#### Input rows

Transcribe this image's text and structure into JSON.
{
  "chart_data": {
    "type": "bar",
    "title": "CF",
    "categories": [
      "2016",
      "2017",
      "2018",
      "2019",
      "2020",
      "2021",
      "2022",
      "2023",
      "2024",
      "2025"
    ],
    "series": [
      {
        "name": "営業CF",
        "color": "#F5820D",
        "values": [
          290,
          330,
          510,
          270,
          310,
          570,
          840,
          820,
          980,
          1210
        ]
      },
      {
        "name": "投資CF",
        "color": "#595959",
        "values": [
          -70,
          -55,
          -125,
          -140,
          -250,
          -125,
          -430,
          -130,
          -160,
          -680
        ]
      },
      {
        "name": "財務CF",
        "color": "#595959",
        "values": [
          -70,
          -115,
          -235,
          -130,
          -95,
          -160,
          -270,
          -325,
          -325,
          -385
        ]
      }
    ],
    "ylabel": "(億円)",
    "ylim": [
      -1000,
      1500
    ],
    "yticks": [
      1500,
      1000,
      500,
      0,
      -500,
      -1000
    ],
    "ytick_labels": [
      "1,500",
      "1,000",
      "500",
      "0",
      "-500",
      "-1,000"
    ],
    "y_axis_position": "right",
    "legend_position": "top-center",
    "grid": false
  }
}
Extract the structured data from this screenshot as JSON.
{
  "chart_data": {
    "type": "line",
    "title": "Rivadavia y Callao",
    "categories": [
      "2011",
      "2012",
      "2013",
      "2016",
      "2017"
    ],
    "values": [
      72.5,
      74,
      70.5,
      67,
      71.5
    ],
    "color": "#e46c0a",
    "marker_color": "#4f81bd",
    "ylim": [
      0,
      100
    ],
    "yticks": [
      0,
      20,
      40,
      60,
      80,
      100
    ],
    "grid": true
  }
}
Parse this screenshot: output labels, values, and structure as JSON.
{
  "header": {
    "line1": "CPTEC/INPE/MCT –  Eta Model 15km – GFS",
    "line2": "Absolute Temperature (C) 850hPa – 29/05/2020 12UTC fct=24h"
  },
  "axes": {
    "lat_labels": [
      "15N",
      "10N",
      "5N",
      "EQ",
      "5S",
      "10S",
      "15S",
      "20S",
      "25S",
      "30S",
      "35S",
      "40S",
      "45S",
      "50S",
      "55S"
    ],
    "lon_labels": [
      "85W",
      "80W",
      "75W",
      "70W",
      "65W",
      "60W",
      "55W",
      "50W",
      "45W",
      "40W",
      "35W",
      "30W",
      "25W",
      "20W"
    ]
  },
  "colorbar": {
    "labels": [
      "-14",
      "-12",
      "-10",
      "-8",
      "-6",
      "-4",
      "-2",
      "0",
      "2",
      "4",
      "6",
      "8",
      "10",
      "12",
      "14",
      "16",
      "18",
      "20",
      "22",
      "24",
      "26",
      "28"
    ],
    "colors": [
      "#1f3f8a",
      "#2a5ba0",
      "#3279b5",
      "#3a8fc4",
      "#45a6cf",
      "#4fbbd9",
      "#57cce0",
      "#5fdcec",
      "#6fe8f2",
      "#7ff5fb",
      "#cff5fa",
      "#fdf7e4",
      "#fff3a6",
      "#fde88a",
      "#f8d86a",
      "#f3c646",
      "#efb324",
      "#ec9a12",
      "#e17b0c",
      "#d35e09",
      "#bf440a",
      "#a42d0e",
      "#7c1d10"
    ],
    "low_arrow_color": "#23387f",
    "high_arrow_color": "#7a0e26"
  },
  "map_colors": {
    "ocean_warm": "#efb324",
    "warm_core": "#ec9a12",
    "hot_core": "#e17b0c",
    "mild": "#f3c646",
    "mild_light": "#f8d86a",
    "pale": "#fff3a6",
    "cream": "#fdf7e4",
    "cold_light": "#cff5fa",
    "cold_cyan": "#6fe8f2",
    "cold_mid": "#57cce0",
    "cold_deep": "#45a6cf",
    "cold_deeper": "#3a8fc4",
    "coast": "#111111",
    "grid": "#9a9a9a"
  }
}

########

▸ **Goal**
Recopy the entries above in their entirety, exactly.

▸ **Right answer**
Transcribe this image's text and structure into JSON.
{
  "chart_data": {
    "type": "bar",
    "title": "CF",
    "categories": [
      "2016",
      "2017",
      "2018",
      "2019",
      "2020",
      "2021",
      "2022",
      "2023",
      "2024",
      "2025"
    ],
    "series": [
      {
        "name": "営業CF",
        "color": "#F5820D",
        "values": [
          290,
          330,
          510,
          270,
          310,
          570,
          840,
          820,
          980,
          1210
        ]
      },
      {
        "name": "投資CF",
        "color": "#595959",
        "values": [
          -70,
          -55,
          -125,
          -140,
          -250,
          -125,
          -430,
          -130,
          -160,
          -680
        ]
      },
      {
        "name": "財務CF",
        "color": "#595959",
        "values": [
          -70,
          -115,
          -235,
          -130,
          -95,
          -160,
          -270,
          -325,
          -325,
          -385
        ]
      }
    ],
    "ylabel": "(億円)",
    "ylim": [
      -1000,
      1500
    ],
    "yticks": [
      1500,
      1000,
      500,
      0,
      -500,
      -1000
    ],
    "ytick_labels": [
      "1,500",
      "1,000",
      "500",
      "0",
      "-500",
      "-1,000"
    ],
    "y_axis_position": "right",
    "legend_position": "top-center",
    "grid": false
  }
}
Extract the structured data from this screenshot as JSON.
{
  "chart_data": {
    "type": "line",
    "title": "Rivadavia y Callao",
    "categories": [
      "2011",
      "2012",
      "2013",
      "2016",
      "2017"
    ],
    "values": [
      72.5,
      74,
      70.5,
      67,
      71.5
    ],
    "color": "#e46c0a",
    "marker_color": "#4f81bd",
    "ylim": [
      0,
      100
    ],
    "yticks": [
      0,
      20,
      40,
      60,
      80,
      100
    ],
    "grid": true
  }
}
Parse this screenshot: output labels, values, and structure as JSON.
{
  "header": {
    "line1": "CPTEC/INPE/MCT –  Eta Model 15km – GFS",
    "line2": "Absolute Temperature (C) 850hPa – 29/05/2020 12UTC fct=24h"
  },
  "axes": {
    "lat_labels": [
      "15N",
      "10N",
      "5N",
      "EQ",
      "5S",
      "10S",
      "15S",
      "20S",
      "25S",
      "30S",
      "35S",
      "40S",
      "45S",
      "50S",
      "55S"
    ],
    "lon_labels": [
      "85W",
      "80W",
      "75W",
      "70W",
      "65W",
      "60W",
      "55W",
      "50W",
      "45W",
      "40W",
      "35W",
      "30W",
      "25W",
      "20W"
    ]
  },
  "colorbar": {
    "labels": [
      "-14",
      "-12",
      "-10",
      "-8",
      "-6",
      "-4",
      "-2",
      "0",
      "2",
      "4",
      "6",
      "8",
      "10",
      "12",
      "14",
      "16",
      "18",
      "20",
      "22",
      "24",
      "26",
      "28"
    ],
    "colors": [
      "#1f3f8a",
      "#2a5ba0",
      "#3279b5",
      "#3a8fc4",
      "#45a6cf",
      "#4fbbd9",
      "#57cce0",
      "#5fdcec",
      "#6fe8f2",
      "#7ff5fb",
      "#cff5fa",
      "#fdf7e4",
      "#fff3a6",
      "#fde88a",
      "#f8d86a",
      "#f3c646",
      "#efb324",
      "#ec9a12",
      "#e17b0c",
      "#d35e09",
      "#bf440a",
      "#a42d0e",
      "#7c1d10"
    ],
    "low_arrow_color": "#23387f",
    "high_arrow_color": "#7a0e26"
  },
  "map_colors": {
    "ocean_warm": "#efb324",
    "warm_core": "#ec9a12",
    "hot_core": "#e17b0c",
    "mild": "#f3c646",
    "mild_light": "#f8d86a",
    "pale": "#fff3a6",
    "cream": "#fdf7e4",
    "cold_light": "#cff5fa",
    "cold_cyan": "#6fe8f2",
    "cold_mid": "#57cce0",
    "cold_deep": "#45a6cf",
    "cold_deeper": "#3a8fc4",
    "coast": "#111111",
    "grid": "#9a9a9a"
  }
}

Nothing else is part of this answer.